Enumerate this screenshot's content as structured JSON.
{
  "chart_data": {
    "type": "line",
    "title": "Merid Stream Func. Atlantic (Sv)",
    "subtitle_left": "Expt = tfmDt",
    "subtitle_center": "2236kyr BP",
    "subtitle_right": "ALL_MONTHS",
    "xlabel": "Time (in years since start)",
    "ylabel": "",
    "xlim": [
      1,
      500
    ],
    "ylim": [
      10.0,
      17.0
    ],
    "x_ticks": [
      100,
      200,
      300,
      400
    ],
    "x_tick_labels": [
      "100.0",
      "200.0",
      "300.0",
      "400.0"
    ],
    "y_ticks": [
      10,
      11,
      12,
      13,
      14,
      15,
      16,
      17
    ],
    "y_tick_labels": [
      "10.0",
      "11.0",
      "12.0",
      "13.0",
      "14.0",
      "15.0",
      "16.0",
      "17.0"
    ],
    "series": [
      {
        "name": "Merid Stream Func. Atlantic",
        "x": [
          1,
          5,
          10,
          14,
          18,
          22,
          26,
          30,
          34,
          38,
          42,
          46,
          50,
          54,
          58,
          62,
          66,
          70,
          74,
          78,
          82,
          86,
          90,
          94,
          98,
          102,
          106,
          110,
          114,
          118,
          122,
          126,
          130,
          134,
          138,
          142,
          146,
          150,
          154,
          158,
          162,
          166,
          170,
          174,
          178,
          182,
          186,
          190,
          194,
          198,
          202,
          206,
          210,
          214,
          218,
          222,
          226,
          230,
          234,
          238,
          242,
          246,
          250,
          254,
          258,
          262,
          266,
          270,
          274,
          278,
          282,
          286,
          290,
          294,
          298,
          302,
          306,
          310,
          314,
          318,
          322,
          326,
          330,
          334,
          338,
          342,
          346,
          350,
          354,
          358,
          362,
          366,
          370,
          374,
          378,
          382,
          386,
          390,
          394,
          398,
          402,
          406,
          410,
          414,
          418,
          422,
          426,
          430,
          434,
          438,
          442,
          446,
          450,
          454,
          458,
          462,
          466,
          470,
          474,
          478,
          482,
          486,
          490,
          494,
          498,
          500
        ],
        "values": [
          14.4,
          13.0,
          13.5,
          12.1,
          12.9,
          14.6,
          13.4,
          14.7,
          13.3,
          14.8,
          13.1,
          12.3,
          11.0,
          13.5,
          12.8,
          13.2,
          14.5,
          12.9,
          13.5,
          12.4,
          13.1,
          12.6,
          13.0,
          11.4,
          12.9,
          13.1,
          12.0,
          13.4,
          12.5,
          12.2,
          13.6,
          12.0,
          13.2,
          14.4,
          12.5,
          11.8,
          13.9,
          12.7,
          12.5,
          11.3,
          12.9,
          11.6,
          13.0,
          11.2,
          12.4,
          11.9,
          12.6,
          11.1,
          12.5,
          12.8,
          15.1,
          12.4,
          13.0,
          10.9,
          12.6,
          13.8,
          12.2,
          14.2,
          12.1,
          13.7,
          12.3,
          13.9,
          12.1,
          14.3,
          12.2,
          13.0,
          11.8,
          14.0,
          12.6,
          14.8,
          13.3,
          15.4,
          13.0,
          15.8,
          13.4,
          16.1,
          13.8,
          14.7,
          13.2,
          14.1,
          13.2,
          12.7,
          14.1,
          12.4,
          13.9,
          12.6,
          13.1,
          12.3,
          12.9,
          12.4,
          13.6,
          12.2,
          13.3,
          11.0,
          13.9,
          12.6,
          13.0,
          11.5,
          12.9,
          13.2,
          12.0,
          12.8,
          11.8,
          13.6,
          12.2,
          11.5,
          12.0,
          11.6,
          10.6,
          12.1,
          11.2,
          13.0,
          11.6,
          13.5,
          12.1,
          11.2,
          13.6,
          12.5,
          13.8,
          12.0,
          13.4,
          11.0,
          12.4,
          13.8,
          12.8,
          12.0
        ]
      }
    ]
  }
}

§

Given request: From the listing above, copy out each line where the word "Merid" appears.

Expected output:
    "title": "Merid Stream Func. Atlantic (Sv)",
        "name": "Merid Stream Func. Atlantic",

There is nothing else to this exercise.